### AUSGANGSTEXT
'''

Wed Jan 07 13:23:57 CET 2015 Wed Jan 07 13:23:57 CET 2015

Gilt das auch für Bundes-/Landesbeamte?

T

Tatjana Gottschalk

Thu Mar 20 10:23:15 CET 2014 Thu Mar 20 10:23:15 CET 2014

Laut meiner Personalabteilung ist man hier in Revision gegangen.
Und Haufe empfiehlt die Berechnung wie zuvor vorzunehmen. Was für mich große Nachteile hätte.

Kennt hier jemand den aktuellen Stand bzw. wann ist mit einer Entscheidung zu rechnen?

s

silke Meier

Tue Oct 08 21:24:53 CEST 2013 Tue Oct 08 21:24:53 CEST 2013

Hallo!
Ich würde gerne noch einmal wissen, ob das o.g Urteit auf jeden Fall für Deutschland auch gilt.

U

Urlaubsfragender

Fri Aug 23 01:07:21 CEST 2013 Fri Aug 23 01:07:21 CEST 2013

Zu dem Beschluss des EuGH vom 13.06.2013 stellen sich mir zwei Fragen:

1) Umrechnung unterjährig erworbener Urlaubsansprüche, die noch nicht genommen wurden

Beispiel:
30 Tage Jahresurlaub (bei 5-Tage-Woche)

'''

### UNTERSUCHTE DATEN
'''

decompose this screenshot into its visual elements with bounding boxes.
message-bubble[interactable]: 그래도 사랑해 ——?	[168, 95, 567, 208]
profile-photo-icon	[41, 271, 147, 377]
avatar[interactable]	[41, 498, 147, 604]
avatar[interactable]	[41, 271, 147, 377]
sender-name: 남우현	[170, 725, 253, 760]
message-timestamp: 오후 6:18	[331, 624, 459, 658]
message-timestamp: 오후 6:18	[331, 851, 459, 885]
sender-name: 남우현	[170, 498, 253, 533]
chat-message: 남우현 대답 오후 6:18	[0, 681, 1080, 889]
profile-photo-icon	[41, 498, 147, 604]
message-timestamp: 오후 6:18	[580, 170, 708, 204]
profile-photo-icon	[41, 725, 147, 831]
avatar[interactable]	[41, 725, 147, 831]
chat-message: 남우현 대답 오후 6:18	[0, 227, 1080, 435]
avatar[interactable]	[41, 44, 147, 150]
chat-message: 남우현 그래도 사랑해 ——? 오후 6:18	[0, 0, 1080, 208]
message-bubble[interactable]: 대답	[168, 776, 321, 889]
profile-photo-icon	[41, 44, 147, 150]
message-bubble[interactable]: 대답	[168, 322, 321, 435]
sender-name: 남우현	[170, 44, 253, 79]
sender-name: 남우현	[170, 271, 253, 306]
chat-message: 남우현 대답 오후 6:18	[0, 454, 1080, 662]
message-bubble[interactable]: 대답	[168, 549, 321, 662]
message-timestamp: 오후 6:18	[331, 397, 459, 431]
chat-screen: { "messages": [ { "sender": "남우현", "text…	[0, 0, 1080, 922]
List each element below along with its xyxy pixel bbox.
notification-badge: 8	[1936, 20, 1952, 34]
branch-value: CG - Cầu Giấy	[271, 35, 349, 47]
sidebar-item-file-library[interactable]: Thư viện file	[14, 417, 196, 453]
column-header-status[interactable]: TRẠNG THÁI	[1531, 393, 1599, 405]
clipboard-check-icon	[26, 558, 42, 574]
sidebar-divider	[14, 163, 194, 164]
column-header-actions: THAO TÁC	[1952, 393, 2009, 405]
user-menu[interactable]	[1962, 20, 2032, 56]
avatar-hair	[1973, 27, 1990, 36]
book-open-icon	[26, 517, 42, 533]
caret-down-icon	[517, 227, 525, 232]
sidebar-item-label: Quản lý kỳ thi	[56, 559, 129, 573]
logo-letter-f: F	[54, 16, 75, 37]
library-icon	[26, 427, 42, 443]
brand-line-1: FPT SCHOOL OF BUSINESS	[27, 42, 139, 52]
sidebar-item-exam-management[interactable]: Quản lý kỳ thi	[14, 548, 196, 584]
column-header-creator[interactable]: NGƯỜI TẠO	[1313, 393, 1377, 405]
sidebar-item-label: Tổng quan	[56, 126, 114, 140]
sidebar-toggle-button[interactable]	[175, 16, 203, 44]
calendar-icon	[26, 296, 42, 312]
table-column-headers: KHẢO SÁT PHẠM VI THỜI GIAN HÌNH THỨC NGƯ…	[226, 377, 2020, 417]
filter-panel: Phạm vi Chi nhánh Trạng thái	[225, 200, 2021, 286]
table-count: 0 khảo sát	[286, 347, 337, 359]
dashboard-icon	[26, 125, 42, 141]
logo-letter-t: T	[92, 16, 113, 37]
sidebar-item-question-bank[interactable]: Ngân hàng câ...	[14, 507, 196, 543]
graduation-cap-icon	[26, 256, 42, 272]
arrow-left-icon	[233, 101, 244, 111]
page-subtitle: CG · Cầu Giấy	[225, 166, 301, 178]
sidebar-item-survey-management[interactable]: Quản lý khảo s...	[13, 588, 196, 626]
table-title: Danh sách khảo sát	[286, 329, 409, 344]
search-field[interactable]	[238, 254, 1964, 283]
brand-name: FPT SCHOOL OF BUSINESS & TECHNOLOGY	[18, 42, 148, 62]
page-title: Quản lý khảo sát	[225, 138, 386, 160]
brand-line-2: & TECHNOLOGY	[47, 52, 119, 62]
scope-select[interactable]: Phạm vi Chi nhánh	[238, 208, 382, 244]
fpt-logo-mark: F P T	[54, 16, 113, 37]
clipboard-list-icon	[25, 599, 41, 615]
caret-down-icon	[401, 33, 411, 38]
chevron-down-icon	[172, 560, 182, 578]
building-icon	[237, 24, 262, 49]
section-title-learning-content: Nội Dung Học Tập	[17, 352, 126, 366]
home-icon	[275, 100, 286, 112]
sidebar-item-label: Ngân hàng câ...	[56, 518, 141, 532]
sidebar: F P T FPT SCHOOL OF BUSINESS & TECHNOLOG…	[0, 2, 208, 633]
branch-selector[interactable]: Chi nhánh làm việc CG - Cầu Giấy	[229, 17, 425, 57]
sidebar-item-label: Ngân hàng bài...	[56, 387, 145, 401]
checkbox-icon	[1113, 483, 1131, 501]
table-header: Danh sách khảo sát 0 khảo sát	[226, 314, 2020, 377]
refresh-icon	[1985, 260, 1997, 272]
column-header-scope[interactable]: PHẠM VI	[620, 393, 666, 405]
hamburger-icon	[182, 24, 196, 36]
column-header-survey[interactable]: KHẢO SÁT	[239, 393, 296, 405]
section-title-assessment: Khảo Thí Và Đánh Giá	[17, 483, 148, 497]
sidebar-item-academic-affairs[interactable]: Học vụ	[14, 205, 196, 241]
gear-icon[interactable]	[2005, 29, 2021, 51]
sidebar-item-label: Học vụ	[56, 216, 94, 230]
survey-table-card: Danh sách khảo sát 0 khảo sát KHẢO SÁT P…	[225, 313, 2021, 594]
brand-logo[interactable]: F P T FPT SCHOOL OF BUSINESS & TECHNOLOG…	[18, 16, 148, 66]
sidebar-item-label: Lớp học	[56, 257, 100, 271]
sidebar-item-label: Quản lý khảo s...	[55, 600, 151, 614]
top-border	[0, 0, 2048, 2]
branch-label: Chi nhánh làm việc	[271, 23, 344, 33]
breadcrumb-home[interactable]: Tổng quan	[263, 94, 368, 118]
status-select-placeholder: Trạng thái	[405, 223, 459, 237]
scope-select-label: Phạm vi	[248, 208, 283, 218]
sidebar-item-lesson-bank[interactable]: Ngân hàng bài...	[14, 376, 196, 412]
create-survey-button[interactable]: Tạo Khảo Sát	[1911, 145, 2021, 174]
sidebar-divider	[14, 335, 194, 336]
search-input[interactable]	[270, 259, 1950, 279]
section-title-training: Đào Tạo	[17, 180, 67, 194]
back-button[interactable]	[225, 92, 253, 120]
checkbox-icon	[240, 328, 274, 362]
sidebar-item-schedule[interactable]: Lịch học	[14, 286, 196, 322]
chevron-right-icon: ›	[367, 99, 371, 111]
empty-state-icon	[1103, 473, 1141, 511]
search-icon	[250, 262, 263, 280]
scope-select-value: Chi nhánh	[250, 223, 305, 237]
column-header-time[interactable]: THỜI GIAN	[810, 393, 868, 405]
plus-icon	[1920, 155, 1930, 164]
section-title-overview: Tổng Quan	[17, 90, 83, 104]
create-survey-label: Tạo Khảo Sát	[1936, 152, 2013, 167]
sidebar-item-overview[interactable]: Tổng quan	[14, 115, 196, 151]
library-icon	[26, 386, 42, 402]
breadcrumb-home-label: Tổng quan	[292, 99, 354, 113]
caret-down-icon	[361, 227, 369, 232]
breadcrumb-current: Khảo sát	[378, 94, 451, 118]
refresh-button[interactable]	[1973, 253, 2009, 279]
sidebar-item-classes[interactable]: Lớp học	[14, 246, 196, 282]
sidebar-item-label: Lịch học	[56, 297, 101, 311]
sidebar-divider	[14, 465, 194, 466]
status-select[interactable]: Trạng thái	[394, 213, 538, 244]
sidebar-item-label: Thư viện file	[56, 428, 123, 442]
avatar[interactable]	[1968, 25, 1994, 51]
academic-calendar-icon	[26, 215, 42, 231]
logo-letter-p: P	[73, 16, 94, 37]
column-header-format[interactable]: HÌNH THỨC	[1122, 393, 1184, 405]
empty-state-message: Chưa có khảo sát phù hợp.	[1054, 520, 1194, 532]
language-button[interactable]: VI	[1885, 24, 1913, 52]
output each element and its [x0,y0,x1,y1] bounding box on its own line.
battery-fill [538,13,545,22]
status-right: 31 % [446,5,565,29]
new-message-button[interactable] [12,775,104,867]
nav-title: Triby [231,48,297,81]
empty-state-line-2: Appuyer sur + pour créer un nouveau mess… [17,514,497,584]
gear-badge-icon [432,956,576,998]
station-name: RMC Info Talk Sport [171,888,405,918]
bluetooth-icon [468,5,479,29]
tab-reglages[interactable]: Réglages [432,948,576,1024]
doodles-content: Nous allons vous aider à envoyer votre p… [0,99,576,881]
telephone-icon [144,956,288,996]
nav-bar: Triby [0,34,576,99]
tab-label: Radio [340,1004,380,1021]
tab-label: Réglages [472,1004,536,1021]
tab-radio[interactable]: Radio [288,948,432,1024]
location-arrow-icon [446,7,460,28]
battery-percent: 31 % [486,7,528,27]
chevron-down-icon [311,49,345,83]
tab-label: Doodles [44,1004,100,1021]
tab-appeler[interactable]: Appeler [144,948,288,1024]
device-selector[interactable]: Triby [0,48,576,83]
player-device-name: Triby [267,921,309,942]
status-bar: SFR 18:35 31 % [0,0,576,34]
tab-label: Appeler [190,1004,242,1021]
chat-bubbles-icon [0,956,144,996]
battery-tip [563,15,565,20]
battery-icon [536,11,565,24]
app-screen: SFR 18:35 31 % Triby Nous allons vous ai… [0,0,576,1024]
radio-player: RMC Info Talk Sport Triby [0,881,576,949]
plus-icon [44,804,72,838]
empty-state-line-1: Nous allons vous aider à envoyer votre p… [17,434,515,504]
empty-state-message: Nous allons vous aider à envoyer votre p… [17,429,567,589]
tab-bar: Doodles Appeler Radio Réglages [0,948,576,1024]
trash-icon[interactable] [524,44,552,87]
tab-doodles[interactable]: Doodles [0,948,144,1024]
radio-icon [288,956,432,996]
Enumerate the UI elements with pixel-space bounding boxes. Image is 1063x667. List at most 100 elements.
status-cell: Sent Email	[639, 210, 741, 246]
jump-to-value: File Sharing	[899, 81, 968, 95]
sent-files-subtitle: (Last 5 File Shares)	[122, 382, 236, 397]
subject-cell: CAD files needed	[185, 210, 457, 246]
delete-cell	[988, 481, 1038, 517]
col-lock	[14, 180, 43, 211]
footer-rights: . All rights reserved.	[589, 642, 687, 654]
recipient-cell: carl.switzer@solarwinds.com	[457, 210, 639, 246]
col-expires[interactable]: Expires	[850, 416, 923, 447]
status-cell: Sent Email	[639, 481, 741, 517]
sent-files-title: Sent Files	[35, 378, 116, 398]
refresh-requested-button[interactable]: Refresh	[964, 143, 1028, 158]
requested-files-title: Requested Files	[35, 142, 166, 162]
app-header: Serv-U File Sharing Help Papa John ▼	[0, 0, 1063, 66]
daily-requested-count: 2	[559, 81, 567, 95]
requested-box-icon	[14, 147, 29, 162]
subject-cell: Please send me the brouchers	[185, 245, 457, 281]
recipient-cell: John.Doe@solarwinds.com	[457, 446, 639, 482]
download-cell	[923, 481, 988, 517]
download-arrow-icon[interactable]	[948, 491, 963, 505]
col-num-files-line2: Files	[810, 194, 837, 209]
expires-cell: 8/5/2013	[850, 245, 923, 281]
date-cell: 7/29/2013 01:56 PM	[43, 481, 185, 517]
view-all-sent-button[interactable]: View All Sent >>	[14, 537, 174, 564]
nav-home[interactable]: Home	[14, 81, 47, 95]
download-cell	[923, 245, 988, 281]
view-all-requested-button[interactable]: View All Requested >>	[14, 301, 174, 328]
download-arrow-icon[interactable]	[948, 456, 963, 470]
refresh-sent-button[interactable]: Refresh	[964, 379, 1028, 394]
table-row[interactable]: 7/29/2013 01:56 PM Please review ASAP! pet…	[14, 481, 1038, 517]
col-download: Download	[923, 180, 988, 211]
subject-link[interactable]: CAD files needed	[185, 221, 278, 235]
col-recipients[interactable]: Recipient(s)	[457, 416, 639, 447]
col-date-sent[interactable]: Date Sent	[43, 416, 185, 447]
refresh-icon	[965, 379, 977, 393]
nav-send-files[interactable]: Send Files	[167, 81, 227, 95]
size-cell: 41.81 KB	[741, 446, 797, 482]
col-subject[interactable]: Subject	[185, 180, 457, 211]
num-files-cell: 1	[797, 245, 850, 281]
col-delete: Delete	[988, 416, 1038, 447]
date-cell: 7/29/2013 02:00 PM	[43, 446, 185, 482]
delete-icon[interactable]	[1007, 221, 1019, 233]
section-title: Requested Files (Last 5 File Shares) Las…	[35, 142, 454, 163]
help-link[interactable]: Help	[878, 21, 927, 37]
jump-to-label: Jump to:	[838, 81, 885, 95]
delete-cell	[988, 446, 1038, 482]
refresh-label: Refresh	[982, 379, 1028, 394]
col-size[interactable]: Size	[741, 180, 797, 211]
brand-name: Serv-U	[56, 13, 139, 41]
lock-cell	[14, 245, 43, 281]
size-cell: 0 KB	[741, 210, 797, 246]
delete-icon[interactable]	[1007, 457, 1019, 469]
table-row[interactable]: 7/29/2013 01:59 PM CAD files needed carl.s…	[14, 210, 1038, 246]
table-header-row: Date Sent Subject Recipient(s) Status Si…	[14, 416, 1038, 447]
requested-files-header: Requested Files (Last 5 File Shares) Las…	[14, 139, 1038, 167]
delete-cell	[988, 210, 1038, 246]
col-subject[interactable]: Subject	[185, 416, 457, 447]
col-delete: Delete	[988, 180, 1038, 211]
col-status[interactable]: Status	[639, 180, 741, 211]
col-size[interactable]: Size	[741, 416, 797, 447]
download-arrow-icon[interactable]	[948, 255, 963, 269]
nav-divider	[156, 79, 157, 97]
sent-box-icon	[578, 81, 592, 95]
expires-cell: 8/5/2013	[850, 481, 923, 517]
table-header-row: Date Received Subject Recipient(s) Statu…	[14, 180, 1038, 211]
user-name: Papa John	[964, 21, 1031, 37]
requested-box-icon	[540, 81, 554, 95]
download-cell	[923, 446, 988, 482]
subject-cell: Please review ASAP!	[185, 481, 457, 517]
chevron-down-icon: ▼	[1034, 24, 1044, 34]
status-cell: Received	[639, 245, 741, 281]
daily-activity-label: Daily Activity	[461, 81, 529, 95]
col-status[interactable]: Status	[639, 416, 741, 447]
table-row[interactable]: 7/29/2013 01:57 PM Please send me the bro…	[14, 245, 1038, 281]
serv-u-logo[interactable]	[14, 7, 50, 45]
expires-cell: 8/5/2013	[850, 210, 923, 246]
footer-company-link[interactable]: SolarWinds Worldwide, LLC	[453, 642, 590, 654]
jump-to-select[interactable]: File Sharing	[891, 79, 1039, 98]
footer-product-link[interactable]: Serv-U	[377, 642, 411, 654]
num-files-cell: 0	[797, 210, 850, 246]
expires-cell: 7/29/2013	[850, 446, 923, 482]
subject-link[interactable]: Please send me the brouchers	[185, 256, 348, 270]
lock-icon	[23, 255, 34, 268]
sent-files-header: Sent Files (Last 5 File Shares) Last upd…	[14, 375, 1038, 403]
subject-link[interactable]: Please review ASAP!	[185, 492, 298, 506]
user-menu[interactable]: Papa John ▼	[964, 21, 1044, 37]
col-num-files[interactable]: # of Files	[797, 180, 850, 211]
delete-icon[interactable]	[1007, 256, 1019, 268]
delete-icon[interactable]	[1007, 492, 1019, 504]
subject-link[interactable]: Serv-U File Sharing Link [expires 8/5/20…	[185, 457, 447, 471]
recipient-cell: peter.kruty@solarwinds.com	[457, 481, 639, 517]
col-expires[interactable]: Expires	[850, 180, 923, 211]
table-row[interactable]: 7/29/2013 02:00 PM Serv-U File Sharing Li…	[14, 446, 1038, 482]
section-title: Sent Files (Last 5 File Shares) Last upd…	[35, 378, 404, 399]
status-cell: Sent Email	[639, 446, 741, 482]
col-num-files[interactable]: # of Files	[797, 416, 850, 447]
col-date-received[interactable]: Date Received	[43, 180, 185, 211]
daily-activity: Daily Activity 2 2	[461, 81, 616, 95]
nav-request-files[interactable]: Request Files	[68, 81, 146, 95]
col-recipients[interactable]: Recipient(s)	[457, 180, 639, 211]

'''

### AUFGABE
Beantworte kurz diese Fragen zum Ausgangstext:
1. Von welchem Gericht stammt der genannte Beschluss, und von welchem Datum ist er?
2. Was empfiehlt Haufe?
3. Wie viele Tage Jahresurlaub nennt das Beispiel, und für welche Arbeitswoche?
Die Einträge sind davon unabhängiges Material.

### ANTWORT
1. Vom EuGH, vom 13.06.2013.
2. Die Berechnung wie zuvor vorzunehmen.
3. 30 Tage, bei einer 5-Tage-Woche.